* START AVAILABLE DATA *
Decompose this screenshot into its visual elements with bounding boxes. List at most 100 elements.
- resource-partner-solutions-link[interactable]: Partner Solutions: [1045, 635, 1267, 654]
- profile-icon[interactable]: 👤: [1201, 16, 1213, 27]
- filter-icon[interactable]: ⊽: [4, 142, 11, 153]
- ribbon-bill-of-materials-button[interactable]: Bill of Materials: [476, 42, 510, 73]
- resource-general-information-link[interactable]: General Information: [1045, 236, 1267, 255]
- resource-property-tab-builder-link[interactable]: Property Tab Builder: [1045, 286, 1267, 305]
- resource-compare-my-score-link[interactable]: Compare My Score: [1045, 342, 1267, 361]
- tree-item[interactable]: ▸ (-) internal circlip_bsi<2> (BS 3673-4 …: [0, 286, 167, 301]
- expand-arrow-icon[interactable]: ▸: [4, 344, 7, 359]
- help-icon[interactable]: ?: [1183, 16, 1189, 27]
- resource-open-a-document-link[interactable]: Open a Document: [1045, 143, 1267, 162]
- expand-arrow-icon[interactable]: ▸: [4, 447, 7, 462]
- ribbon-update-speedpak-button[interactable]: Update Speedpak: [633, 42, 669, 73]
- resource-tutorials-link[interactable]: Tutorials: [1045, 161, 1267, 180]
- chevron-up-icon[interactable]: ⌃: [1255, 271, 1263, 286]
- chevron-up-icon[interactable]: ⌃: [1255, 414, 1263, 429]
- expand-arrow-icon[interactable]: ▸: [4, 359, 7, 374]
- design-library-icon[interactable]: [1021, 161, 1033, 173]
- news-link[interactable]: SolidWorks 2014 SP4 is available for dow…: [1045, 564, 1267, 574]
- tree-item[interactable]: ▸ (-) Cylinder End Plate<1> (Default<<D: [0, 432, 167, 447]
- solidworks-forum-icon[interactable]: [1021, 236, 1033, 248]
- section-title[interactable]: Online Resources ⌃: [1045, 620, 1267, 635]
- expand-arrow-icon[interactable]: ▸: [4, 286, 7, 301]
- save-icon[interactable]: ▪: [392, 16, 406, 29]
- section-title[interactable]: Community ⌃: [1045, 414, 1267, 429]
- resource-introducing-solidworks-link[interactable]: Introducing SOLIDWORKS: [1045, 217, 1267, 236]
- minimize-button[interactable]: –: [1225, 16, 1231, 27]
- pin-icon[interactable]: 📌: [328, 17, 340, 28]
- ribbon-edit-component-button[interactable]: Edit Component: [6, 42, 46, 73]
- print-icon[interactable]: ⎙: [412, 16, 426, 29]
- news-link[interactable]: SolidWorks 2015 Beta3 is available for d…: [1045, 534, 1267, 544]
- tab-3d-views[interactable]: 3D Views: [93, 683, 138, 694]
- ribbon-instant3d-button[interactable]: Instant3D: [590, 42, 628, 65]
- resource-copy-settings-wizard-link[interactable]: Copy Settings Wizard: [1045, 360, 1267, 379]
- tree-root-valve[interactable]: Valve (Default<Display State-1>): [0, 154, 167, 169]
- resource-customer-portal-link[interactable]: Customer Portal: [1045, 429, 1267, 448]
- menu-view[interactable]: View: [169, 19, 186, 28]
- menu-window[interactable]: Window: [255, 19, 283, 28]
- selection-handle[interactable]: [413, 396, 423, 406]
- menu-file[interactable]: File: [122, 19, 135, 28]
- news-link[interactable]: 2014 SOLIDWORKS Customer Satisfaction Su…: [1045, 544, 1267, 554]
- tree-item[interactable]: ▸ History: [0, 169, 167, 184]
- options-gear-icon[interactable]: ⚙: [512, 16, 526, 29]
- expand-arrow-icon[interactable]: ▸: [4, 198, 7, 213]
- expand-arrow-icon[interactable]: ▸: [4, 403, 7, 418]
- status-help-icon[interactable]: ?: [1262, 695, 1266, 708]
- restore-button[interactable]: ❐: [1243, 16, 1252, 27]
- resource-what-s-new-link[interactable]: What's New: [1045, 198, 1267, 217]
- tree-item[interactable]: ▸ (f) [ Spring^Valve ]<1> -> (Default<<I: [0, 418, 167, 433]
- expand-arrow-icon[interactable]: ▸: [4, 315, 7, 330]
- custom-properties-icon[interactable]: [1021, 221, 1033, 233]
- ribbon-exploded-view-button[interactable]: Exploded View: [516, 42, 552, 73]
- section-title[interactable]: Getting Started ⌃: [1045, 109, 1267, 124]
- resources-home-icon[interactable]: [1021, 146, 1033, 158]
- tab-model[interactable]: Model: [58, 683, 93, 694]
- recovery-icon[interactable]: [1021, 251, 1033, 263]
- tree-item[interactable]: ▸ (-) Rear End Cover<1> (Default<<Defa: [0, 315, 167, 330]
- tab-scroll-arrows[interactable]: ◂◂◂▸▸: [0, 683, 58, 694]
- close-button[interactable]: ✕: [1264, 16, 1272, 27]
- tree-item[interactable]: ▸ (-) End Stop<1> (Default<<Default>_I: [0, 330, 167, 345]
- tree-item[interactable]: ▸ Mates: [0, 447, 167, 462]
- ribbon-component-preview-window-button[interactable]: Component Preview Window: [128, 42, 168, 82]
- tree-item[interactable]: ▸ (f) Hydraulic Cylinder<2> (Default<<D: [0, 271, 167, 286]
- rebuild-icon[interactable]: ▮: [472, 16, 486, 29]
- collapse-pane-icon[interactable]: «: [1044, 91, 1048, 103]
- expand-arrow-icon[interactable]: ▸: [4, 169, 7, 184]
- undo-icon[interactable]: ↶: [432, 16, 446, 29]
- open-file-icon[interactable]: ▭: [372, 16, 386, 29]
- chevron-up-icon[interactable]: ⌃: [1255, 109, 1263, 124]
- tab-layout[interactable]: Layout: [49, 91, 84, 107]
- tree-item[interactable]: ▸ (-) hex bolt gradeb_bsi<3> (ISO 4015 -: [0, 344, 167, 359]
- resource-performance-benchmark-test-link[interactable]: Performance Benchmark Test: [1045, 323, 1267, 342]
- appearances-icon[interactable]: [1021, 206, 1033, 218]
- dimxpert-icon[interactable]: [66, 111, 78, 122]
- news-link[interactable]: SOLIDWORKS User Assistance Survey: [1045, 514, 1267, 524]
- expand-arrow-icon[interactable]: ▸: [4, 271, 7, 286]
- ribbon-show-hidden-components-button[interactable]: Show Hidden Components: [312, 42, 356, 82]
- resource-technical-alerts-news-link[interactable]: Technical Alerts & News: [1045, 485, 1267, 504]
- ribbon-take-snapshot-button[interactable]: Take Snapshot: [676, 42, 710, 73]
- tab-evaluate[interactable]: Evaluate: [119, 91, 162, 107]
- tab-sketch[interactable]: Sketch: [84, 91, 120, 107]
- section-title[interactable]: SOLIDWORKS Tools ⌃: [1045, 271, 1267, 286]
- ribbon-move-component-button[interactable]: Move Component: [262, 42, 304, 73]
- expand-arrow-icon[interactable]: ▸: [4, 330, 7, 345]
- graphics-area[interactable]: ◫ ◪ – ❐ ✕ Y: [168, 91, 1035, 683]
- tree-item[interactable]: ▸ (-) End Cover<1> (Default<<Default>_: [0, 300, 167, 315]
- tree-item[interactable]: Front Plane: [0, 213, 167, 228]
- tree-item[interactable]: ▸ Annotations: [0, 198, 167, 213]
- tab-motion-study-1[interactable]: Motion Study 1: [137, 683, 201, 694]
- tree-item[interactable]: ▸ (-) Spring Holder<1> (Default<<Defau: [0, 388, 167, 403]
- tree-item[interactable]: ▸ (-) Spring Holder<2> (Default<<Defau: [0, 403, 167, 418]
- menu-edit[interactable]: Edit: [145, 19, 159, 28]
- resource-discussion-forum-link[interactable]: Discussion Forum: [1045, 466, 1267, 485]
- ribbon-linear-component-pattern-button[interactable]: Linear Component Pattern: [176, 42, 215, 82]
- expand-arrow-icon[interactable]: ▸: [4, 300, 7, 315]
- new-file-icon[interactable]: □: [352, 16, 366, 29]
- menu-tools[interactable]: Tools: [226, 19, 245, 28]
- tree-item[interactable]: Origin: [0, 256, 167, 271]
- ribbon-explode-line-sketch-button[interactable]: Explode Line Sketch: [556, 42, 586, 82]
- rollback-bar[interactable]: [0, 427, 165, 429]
* END AVAILABLE DATA *
▶ _EXERCISE INSTRUCTIONS_: Transcribe the material verbatim, starting at its first line and ending at the line that contains "- ribbon-bill-of-materials-button[interactable]: Bill".

▶ _PROBLEM SOLUTION_:
Decompose this screenshot into its visual elements with bounding boxes. List at most 100 elements.
- resource-partner-solutions-link[interactable]: Partner Solutions: [1045, 635, 1267, 654]
- profile-icon[interactable]: 👤: [1201, 16, 1213, 27]
- filter-icon[interactable]: ⊽: [4, 142, 11, 153]
- ribbon-bill-of-materials-button[interactable]: Bill of Materials: [476, 42, 510, 73]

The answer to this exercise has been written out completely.